● **SET PROBLEM**
Each line that includes "your" counts once; give the total and nothing besides.

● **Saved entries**
^^^^^^^^^^^^^^^^

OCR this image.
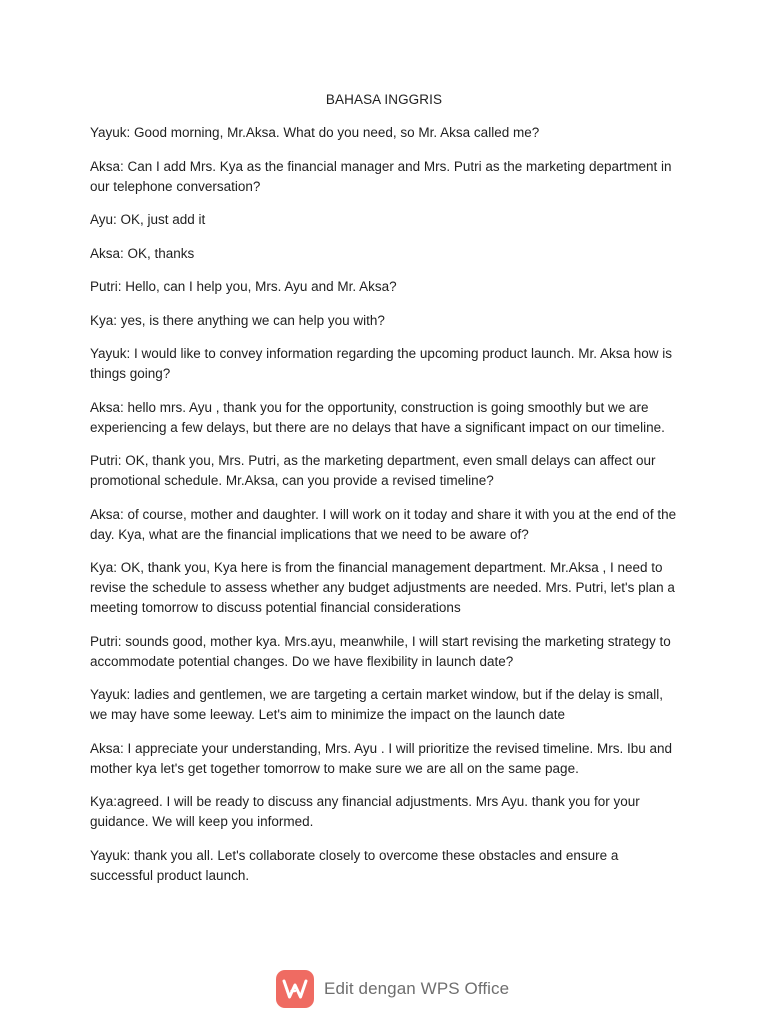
BAHASA INGGRIS

Yayuk: Good morning, Mr.Aksa. What do you need, so Mr. Aksa called me?

Aksa: Can I add Mrs. Kya as the financial manager and Mrs. Putri as the marketing department in our telephone conversation?

Ayu: OK, just add it

Aksa: OK, thanks

Putri: Hello, can I help you, Mrs. Ayu and Mr. Aksa?

Kya: yes, is there anything we can help you with?

Yayuk: I would like to convey information regarding the upcoming product launch. Mr. Aksa how is things going?

Aksa: hello mrs. Ayu , thank you for the opportunity, construction is going smoothly but we are experiencing a few delays, but there are no delays that have a significant impact on our timeline.

Putri: OK, thank you, Mrs. Putri, as the marketing department, even small delays can affect our promotional schedule. Mr.Aksa, can you provide a revised timeline?

Aksa: of course, mother and daughter. I will work on it today and share it with you at the end of the day. Kya, what are the financial implications that we need to be aware of?

Kya: OK, thank you, Kya here is from the financial management department. Mr.Aksa , I need to revise the schedule to assess whether any budget adjustments are needed. Mrs. Putri, let's plan a meeting tomorrow to discuss potential financial considerations

Putri: sounds good, mother kya. Mrs.ayu, meanwhile, I will start revising the marketing strategy to accommodate potential changes. Do we have flexibility in launch date?

Yayuk: ladies and gentlemen, we are targeting a certain market window, but if the delay is small, we may have some leeway. Let's aim to minimize the impact on the launch date

Aksa: I appreciate your understanding, Mrs. Ayu . I will prioritize the revised timeline. Mrs. Ibu and mother kya let's get together tomorrow to make sure we are all on the same page.

Kya:agreed. I will be ready to discuss any financial adjustments. Mrs Ayu. thank you for your guidance. We will keep you informed.

Yayuk: thank you all. Let's collaborate closely to overcome these obstacles and ensure a successful product launch.

Edit dengan WPS Office
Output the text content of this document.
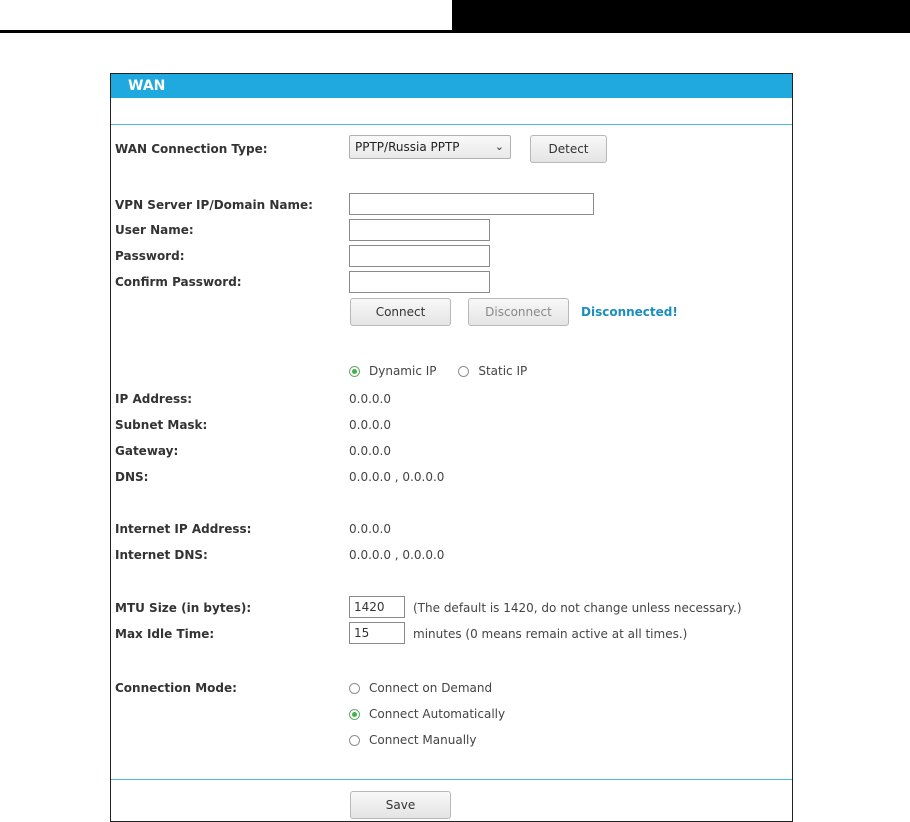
WAN
WAN Connection Type:	PPTP/Russia PPTP	⌄	Detect
VPN Server IP/Domain Name:
User Name:
Password:
Confirm Password:
Connect	Disconnect	Disconnected!
Dynamic IP	Static IP
IP Address:	0.0.0.0
Subnet Mask:	0.0.0.0
Gateway:	0.0.0.0
DNS:	0.0.0.0 , 0.0.0.0
Internet IP Address:	0.0.0.0
Internet DNS:	0.0.0.0 , 0.0.0.0
MTU Size (in bytes):
1420	(The default is 1420, do not change unless necessary.)
Max Idle Time:
15	minutes (0 means remain active at all times.)
Connection Mode:	Connect on Demand
Connect Automatically
Connect Manually
Save
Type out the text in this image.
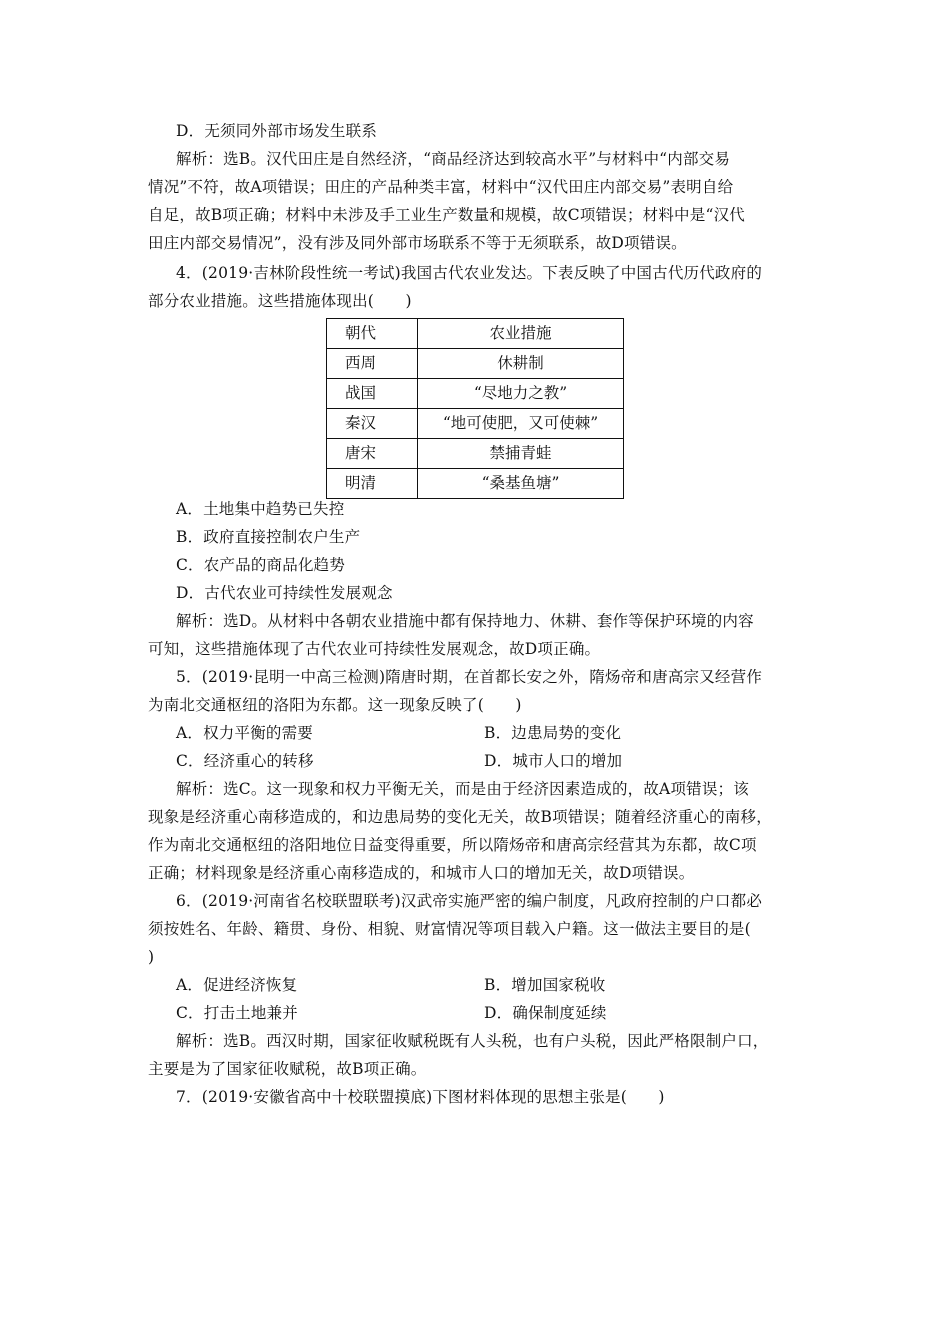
D．无须同外部市场发生联系
解析：选B。汉代田庄是自然经济，“商品经济达到较高水平”与材料中“内部交易
情况”不符，故A项错误；田庄的产品种类丰富，材料中“汉代田庄内部交易”表明自给
自足，故B项正确；材料中未涉及手工业生产数量和规模，故C项错误；材料中是“汉代
田庄内部交易情况”，没有涉及同外部市场联系不等于无须联系，故D项错误。
4．(2019·吉林阶段性统一考试)我国古代农业发达。下表反映了中国古代历代政府的
部分农业措施。这些措施体现出(　　)
朝代	农业措施
西周	休耕制
战国	“尽地力之教”
秦汉	“地可使肥，又可使棘”
唐宋	禁捕青蛙
明清	“桑基鱼塘”
A．土地集中趋势已失控
B．政府直接控制农户生产
C．农产品的商品化趋势
D．古代农业可持续性发展观念
解析：选D。从材料中各朝农业措施中都有保持地力、休耕、套作等保护环境的内容
可知，这些措施体现了古代农业可持续性发展观念，故D项正确。
5．(2019·昆明一中高三检测)隋唐时期，在首都长安之外，隋炀帝和唐高宗又经营作
为南北交通枢纽的洛阳为东都。这一现象反映了(　　)
A．权力平衡的需要	B．边患局势的变化
C．经济重心的转移	D．城市人口的增加
解析：选C。这一现象和权力平衡无关，而是由于经济因素造成的，故A项错误；该
现象是经济重心南移造成的，和边患局势的变化无关，故B项错误；随着经济重心的南移，
作为南北交通枢纽的洛阳地位日益变得重要，所以隋炀帝和唐高宗经营其为东都，故C项
正确；材料现象是经济重心南移造成的，和城市人口的增加无关，故D项错误。
6．(2019·河南省名校联盟联考)汉武帝实施严密的编户制度，凡政府控制的户口都必
须按姓名、年龄、籍贯、身份、相貌、财富情况等项目载入户籍。这一做法主要目的是(
)
A．促进经济恢复	B．增加国家税收
C．打击土地兼并	D．确保制度延续
解析：选B。西汉时期，国家征收赋税既有人头税，也有户头税，因此严格限制户口，
主要是为了国家征收赋税，故B项正确。
7．(2019·安徽省高中十校联盟摸底)下图材料体现的思想主张是(　　)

^^^^^^^^^^^^^^^^

● **COMPLETE ANSWER**
2